begin Selected excerpt

Self-determination and secession under international law.

Author:Nanda, Ved P.

    Self-determination and secession pose major challenges for international lawyers--the former for its ambiguity and difficulties of operationalization and the latter for the uncertainty of its status, since it is neither permitted nor prohibited under international law. This essay is aimed at analyzing the concepts in a historical context. Sections II and III will provide the context, followed by a general discussion of self-determination. Section IV discusses the Canadian Supreme Court's opinion on Quebec's claim unilaterally to secede; Section V reviews two recent cases--Kosovo and East Timor. The concluding section recommends a few criteria to be used in determining the validity of claims to secede.


    President Bill Clinton's address on October 8, 1999, in Quebec, Canada, illustrated the dilemma for U.S. foreign policy on these issues. (1) President Clinton said that the United States would "oppose the breakup of Canada, a country with a relatively decent record of observance of human rights, especially those of the Quebecois...." (2) He contrasted the situation in Quebec with that in East Timor, where Indonesia's military and militia had slaughtered hundreds of innocent civilians and forced expulsion of tens of thousands of others. (3) He also explained the United Nations invasion of Serbia, where Serbs had oppressed a rebellious Kosovar population. (4)

    President Clinton considered questionable the assertion that every ethnic, religious or tribal group seeking secession should have the right to secede. For both political and economic reasons he implicitly rejected the creation of too many mini-states. He extolled instead the virtues of federalism, that is, the sharing of power between a central government and sub-national units such as states or provinces. I quote him at length:

    It seems to me that the suggestion that a people of a given ethnic group or tribal group or religious group can only have a meaningful communal existence if they are an independent nation-not if there is no oppression, not if they have genuine autonomy, but they must be actually independent-is a questionable assertion in a global economy where cooperation pays greater benefits in every area of life than destructive competition.... And so we have spent much of the 20th century trying to reconcile President Woodrow Wilson's belief that different nations had the right to be free-nations being people with a common consciousness-had a right to be a state.... When a people thinks it should be independent in order to have a meaningful political existence, serious questions should be asked: Is there an abuse of human rights? Is there a way people can get along if they come from different heritages? Are minority rights, as well as majority rights, respected? What is in the long-term economic and security interests of our people? How are we going to cooperate with our neighbors? Will it be better or worse if we are independent, or if we have a federalist system? ... And the practical knowledge that we all have that if every racial and ethnic and religious group that occupies a significant piece of land not occupied between others became a separate nation-we might have 800 countries in the world and have a very difficult time having a functioning economy or a functioning global polity. Maybe we would have 8,000-how low can you go? (5) President Clinton's rhetoric notwithstanding, his message was that the right to self-determination, perhaps resulting in secession, was appropriate in Yugoslavia and Indonesia, both authoritarian societies, but not in a democratic Canada.

end Selected excerpt
begin Material

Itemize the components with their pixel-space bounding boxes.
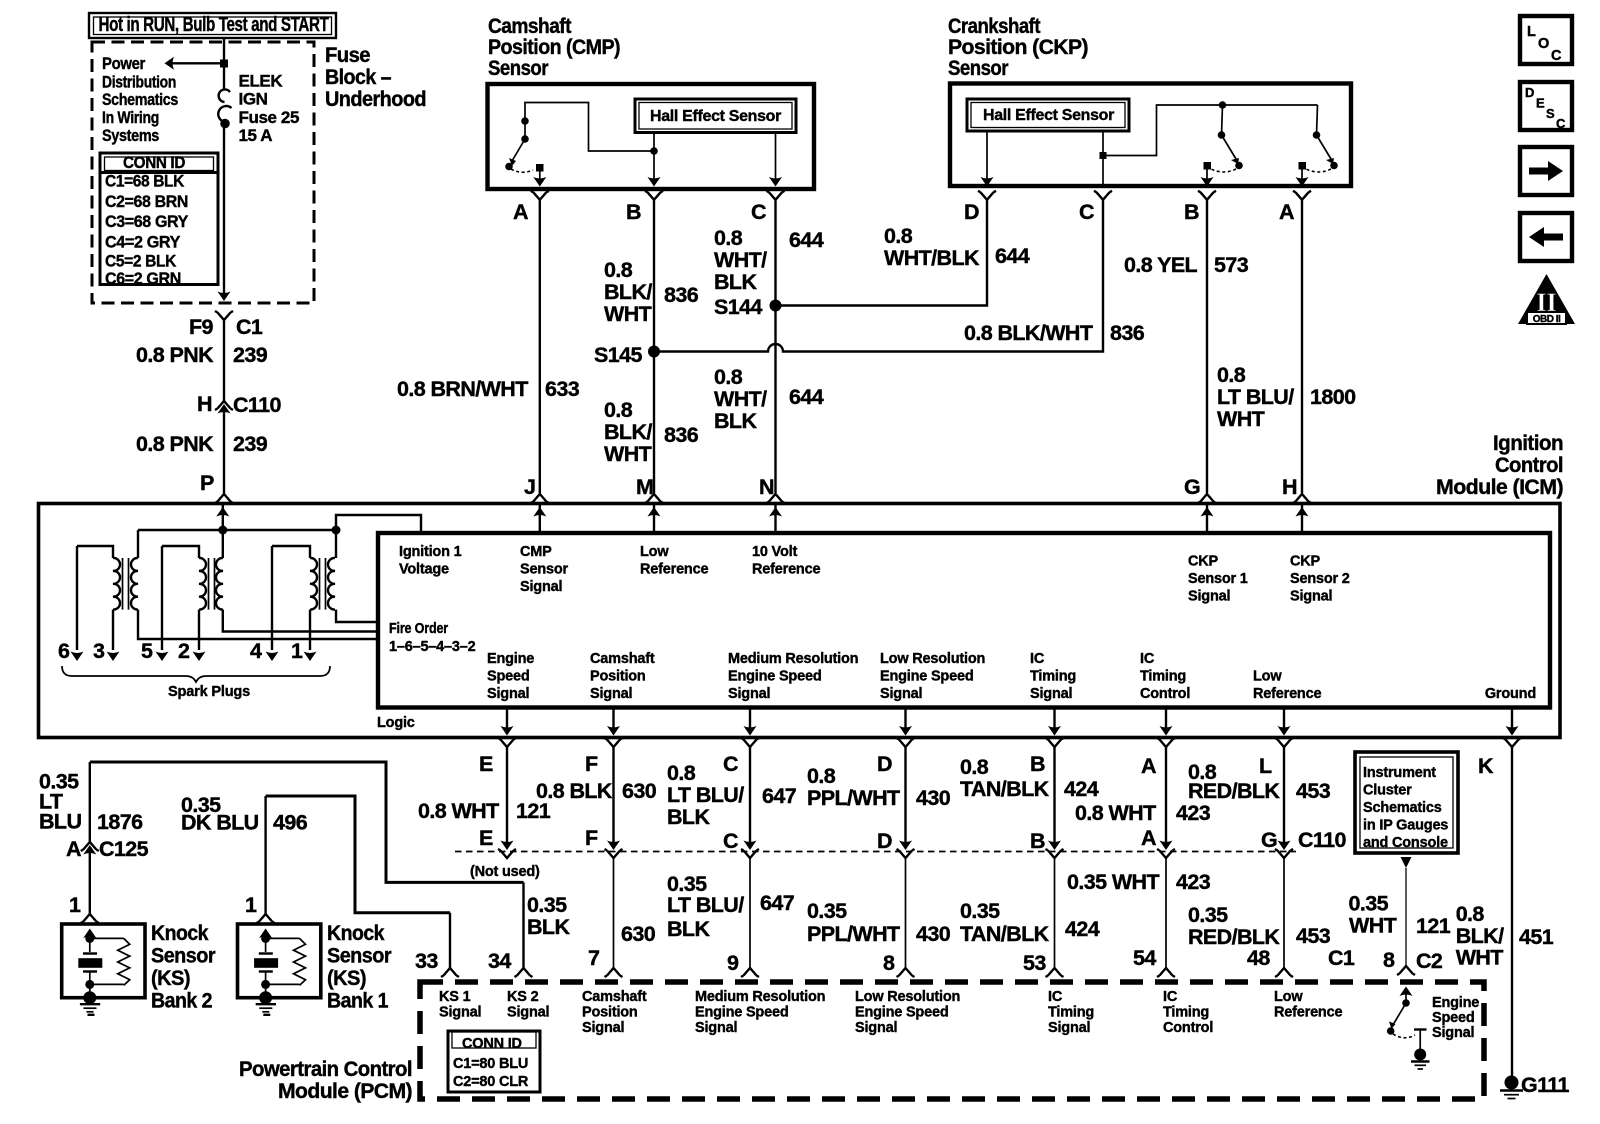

end Material

# Required actions
**A.** Reproduce the part of the essay on self-determination and secession starting with "Author:Nanda, Ved P." and going on through "claims to secede.".
**B.** In the essay on self-determination and secession, President Clinton says serious questions should be asked when a people thinks it should be independent. List each of those questions.
The lines are separate material, apart from the essay on self-determination and secession.

# Task answers
**A.**
Author:Nanda, Ved P.

    Self-determination and secession pose major challenges for international lawyers--the former for its ambiguity and difficulties of operationalization and the latter for the uncertainty of its status, since it is neither permitted nor prohibited under international law. This essay is aimed at analyzing the concepts in a historical context. Sections II and III will provide the context, followed by a general discussion of self-determination. Section IV discusses the Canadian Supreme Court's opinion on Quebec's claim unilaterally to secede; Section V reviews two recent cases--Kosovo and East Timor. The concluding section recommends a few criteria to be used in determining the validity of claims to secede.

**B.**
- Is there an abuse of human rights?
- Is there a way people can get along if they come from different heritages?
- Are minority rights, as well as majority rights, respected?
- What is in the long-term economic and security interests of our people?
- How are we going to cooperate with our neighbors?
- Will it be better or worse if we are independent, or if we have a federalist system?